● MATERIAL PROVIDED
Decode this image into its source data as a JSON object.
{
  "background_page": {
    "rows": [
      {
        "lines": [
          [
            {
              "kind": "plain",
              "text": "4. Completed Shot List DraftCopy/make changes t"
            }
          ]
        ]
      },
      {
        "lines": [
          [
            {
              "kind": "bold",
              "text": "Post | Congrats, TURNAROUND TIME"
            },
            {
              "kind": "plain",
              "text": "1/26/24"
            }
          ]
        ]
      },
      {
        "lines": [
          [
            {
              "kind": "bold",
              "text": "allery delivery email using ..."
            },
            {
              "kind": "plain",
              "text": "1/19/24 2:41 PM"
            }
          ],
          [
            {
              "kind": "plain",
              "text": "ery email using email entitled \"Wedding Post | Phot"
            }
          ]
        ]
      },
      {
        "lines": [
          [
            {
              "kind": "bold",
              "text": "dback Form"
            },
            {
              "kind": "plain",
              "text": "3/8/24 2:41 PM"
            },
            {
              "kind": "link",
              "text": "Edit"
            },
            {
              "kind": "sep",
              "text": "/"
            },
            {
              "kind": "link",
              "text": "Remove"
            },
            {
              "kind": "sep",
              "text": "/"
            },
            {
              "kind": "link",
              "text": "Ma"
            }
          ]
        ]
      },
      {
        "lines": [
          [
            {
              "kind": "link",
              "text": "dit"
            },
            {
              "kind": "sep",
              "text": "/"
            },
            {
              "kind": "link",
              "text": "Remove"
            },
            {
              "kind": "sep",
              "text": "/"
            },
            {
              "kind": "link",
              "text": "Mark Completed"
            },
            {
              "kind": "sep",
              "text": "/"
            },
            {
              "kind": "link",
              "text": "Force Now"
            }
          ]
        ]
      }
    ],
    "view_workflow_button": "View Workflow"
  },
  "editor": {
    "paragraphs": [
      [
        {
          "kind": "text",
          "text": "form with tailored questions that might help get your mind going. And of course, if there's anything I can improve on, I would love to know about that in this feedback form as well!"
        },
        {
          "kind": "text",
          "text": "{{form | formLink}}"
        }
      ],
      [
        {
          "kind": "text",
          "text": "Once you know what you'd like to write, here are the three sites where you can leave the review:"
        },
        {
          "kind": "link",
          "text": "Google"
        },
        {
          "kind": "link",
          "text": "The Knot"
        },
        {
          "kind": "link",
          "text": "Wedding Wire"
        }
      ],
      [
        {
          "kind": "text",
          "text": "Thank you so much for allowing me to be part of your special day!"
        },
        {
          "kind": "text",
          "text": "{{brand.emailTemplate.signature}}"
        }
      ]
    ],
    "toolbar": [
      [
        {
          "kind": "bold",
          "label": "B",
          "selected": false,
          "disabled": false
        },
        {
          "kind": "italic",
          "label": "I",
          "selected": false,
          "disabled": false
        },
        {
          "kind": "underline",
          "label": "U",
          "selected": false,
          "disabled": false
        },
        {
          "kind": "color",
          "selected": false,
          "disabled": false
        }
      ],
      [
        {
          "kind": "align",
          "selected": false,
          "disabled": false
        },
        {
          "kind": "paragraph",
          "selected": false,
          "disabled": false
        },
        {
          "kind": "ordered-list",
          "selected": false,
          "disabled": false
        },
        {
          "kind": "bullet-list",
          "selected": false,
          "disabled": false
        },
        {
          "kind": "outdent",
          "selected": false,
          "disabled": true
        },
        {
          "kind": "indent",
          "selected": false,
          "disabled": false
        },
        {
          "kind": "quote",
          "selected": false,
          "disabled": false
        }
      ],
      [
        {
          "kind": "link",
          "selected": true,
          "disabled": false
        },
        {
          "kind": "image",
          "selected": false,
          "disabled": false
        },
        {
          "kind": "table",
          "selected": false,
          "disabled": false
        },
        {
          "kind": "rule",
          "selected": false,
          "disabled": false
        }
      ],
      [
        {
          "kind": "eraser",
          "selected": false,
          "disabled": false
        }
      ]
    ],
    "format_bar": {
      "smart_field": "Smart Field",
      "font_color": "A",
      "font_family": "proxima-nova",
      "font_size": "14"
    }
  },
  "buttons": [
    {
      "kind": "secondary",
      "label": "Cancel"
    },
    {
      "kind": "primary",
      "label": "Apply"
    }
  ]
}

● SHORT PROBLEM
Every entry should be printed again exactly as written.

● ANSWER IN FULL
Decode this image into its source data as a JSON object.
{
  "background_page": {
    "rows": [
      {
        "lines": [
          [
            {
              "kind": "plain",
              "text": "4. Completed Shot List DraftCopy/make changes t"
            }
          ]
        ]
      },
      {
        "lines": [
          [
            {
              "kind": "bold",
              "text": "Post | Congrats, TURNAROUND TIME"
            },
            {
              "kind": "plain",
              "text": "1/26/24"
            }
          ]
        ]
      },
      {
        "lines": [
          [
            {
              "kind": "bold",
              "text": "allery delivery email using ..."
            },
            {
              "kind": "plain",
              "text": "1/19/24 2:41 PM"
            }
          ],
          [
            {
              "kind": "plain",
              "text": "ery email using email entitled \"Wedding Post | Phot"
            }
          ]
        ]
      },
      {
        "lines": [
          [
            {
              "kind": "bold",
              "text": "dback Form"
            },
            {
              "kind": "plain",
              "text": "3/8/24 2:41 PM"
            },
            {
              "kind": "link",
              "text": "Edit"
            },
            {
              "kind": "sep",
              "text": "/"
            },
            {
              "kind": "link",
              "text": "Remove"
            },
            {
              "kind": "sep",
              "text": "/"
            },
            {
              "kind": "link",
              "text": "Ma"
            }
          ]
        ]
      },
      {
        "lines": [
          [
            {
              "kind": "link",
              "text": "dit"
            },
            {
              "kind": "sep",
              "text": "/"
            },
            {
              "kind": "link",
              "text": "Remove"
            },
            {
              "kind": "sep",
              "text": "/"
            },
            {
              "kind": "link",
              "text": "Mark Completed"
            },
            {
              "kind": "sep",
              "text": "/"
            },
            {
              "kind": "link",
              "text": "Force Now"
            }
          ]
        ]
      }
    ],
    "view_workflow_button": "View Workflow"
  },
  "editor": {
    "paragraphs": [
      [
        {
          "kind": "text",
          "text": "form with tailored questions that might help get your mind going. And of course, if there's anything I can improve on, I would love to know about that in this feedback form as well!"
        },
        {
          "kind": "text",
          "text": "{{form | formLink}}"
        }
      ],
      [
        {
          "kind": "text",
          "text": "Once you know what you'd like to write, here are the three sites where you can leave the review:"
        },
        {
          "kind": "link",
          "text": "Google"
        },
        {
          "kind": "link",
          "text": "The Knot"
        },
        {
          "kind": "link",
          "text": "Wedding Wire"
        }
      ],
      [
        {
          "kind": "text",
          "text": "Thank you so much for allowing me to be part of your special day!"
        },
        {
          "kind": "text",
          "text": "{{brand.emailTemplate.signature}}"
        }
      ]
    ],
    "toolbar": [
      [
        {
          "kind": "bold",
          "label": "B",
          "selected": false,
          "disabled": false
        },
        {
          "kind": "italic",
          "label": "I",
          "selected": false,
          "disabled": false
        },
        {
          "kind": "underline",
          "label": "U",
          "selected": false,
          "disabled": false
        },
        {
          "kind": "color",
          "selected": false,
          "disabled": false
        }
      ],
      [
        {
          "kind": "align",
          "selected": false,
          "disabled": false
        },
        {
          "kind": "paragraph",
          "selected": false,
          "disabled": false
        },
        {
          "kind": "ordered-list",
          "selected": false,
          "disabled": false
        },
        {
          "kind": "bullet-list",
          "selected": false,
          "disabled": false
        },
        {
          "kind": "outdent",
          "selected": false,
          "disabled": true
        },
        {
          "kind": "indent",
          "selected": false,
          "disabled": false
        },
        {
          "kind": "quote",
          "selected": false,
          "disabled": false
        }
      ],
      [
        {
          "kind": "link",
          "selected": true,
          "disabled": false
        },
        {
          "kind": "image",
          "selected": false,
          "disabled": false
        },
        {
          "kind": "table",
          "selected": false,
          "disabled": false
        },
        {
          "kind": "rule",
          "selected": false,
          "disabled": false
        }
      ],
      [
        {
          "kind": "eraser",
          "selected": false,
          "disabled": false
        }
      ]
    ],
    "format_bar": {
      "smart_field": "Smart Field",
      "font_color": "A",
      "font_family": "proxima-nova",
      "font_size": "14"
    }
  },
  "buttons": [
    {
      "kind": "secondary",
      "label": "Cancel"
    },
    {
      "kind": "primary",
      "label": "Apply"
    }
  ]
}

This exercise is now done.